(Extracted records)

☆ ☆ ☆ ☆ ☆

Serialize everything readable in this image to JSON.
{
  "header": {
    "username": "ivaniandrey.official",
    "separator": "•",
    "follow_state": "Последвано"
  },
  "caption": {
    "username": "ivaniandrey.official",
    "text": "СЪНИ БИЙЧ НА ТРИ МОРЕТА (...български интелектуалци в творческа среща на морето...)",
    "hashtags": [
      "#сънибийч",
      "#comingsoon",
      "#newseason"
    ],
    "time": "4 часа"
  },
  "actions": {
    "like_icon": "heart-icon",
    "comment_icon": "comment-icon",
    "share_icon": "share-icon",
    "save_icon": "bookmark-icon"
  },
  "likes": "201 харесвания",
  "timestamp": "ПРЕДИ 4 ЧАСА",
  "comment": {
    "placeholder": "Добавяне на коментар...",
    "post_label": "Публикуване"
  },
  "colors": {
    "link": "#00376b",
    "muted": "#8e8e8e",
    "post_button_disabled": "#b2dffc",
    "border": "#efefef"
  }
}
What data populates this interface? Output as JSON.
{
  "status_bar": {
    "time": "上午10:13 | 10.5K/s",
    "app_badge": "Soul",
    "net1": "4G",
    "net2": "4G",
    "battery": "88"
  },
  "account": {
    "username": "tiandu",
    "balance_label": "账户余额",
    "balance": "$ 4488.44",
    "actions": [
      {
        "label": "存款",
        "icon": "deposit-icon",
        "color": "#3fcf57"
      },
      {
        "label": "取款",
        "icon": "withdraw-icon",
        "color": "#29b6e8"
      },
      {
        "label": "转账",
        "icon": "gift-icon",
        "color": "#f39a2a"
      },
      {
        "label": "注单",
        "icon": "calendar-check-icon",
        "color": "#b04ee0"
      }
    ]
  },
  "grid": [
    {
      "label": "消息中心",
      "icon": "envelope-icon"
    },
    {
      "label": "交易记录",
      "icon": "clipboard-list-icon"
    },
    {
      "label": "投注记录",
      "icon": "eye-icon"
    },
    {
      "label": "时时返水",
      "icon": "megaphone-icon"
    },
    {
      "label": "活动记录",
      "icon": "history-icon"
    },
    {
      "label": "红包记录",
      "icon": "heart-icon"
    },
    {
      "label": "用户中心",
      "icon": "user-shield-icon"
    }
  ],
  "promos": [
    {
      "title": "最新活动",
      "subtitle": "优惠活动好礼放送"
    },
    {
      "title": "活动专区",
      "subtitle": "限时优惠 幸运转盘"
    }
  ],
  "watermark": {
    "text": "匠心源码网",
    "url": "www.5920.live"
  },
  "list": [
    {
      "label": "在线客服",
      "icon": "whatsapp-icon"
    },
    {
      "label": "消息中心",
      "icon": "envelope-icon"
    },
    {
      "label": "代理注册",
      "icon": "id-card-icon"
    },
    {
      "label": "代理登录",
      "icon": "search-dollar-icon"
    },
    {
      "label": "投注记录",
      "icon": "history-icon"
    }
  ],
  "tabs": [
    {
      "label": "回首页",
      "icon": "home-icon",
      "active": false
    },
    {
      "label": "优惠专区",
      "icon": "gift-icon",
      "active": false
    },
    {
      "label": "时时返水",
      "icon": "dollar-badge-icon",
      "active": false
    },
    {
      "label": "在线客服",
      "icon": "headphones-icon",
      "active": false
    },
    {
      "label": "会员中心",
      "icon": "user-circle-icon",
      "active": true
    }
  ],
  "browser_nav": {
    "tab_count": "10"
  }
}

☆ ☆ ☆ ☆ ☆

Your task >> Each entry must be reproduced verbatim.

Written answer >>
Serialize everything readable in this image to JSON.
{
  "header": {
    "username": "ivaniandrey.official",
    "separator": "•",
    "follow_state": "Последвано"
  },
  "caption": {
    "username": "ivaniandrey.official",
    "text": "СЪНИ БИЙЧ НА ТРИ МОРЕТА (...български интелектуалци в творческа среща на морето...)",
    "hashtags": [
      "#сънибийч",
      "#comingsoon",
      "#newseason"
    ],
    "time": "4 часа"
  },
  "actions": {
    "like_icon": "heart-icon",
    "comment_icon": "comment-icon",
    "share_icon": "share-icon",
    "save_icon": "bookmark-icon"
  },
  "likes": "201 харесвания",
  "timestamp": "ПРЕДИ 4 ЧАСА",
  "comment": {
    "placeholder": "Добавяне на коментар...",
    "post_label": "Публикуване"
  },
  "colors": {
    "link": "#00376b",
    "muted": "#8e8e8e",
    "post_button_disabled": "#b2dffc",
    "border": "#efefef"
  }
}
What data populates this interface? Output as JSON.
{
  "status_bar": {
    "time": "上午10:13 | 10.5K/s",
    "app_badge": "Soul",
    "net1": "4G",
    "net2": "4G",
    "battery": "88"
  },
  "account": {
    "username": "tiandu",
    "balance_label": "账户余额",
    "balance": "$ 4488.44",
    "actions": [
      {
        "label": "存款",
        "icon": "deposit-icon",
        "color": "#3fcf57"
      },
      {
        "label": "取款",
        "icon": "withdraw-icon",
        "color": "#29b6e8"
      },
      {
        "label": "转账",
        "icon": "gift-icon",
        "color": "#f39a2a"
      },
      {
        "label": "注单",
        "icon": "calendar-check-icon",
        "color": "#b04ee0"
      }
    ]
  },
  "grid": [
    {
      "label": "消息中心",
      "icon": "envelope-icon"
    },
    {
      "label": "交易记录",
      "icon": "clipboard-list-icon"
    },
    {
      "label": "投注记录",
      "icon": "eye-icon"
    },
    {
      "label": "时时返水",
      "icon": "megaphone-icon"
    },
    {
      "label": "活动记录",
      "icon": "history-icon"
    },
    {
      "label": "红包记录",
      "icon": "heart-icon"
    },
    {
      "label": "用户中心",
      "icon": "user-shield-icon"
    }
  ],
  "promos": [
    {
      "title": "最新活动",
      "subtitle": "优惠活动好礼放送"
    },
    {
      "title": "活动专区",
      "subtitle": "限时优惠 幸运转盘"
    }
  ],
  "watermark": {
    "text": "匠心源码网",
    "url": "www.5920.live"
  },
  "list": [
    {
      "label": "在线客服",
      "icon": "whatsapp-icon"
    },
    {
      "label": "消息中心",
      "icon": "envelope-icon"
    },
    {
      "label": "代理注册",
      "icon": "id-card-icon"
    },
    {
      "label": "代理登录",
      "icon": "search-dollar-icon"
    },
    {
      "label": "投注记录",
      "icon": "history-icon"
    }
  ],
  "tabs": [
    {
      "label": "回首页",
      "icon": "home-icon",
      "active": false
    },
    {
      "label": "优惠专区",
      "icon": "gift-icon",
      "active": false
    },
    {
      "label": "时时返水",
      "icon": "dollar-badge-icon",
      "active": false
    },
    {
      "label": "在线客服",
      "icon": "headphones-icon",
      "active": false
    },
    {
      "label": "会员中心",
      "icon": "user-circle-icon",
      "active": true
    }
  ],
  "browser_nav": {
    "tab_count": "10"
  }
}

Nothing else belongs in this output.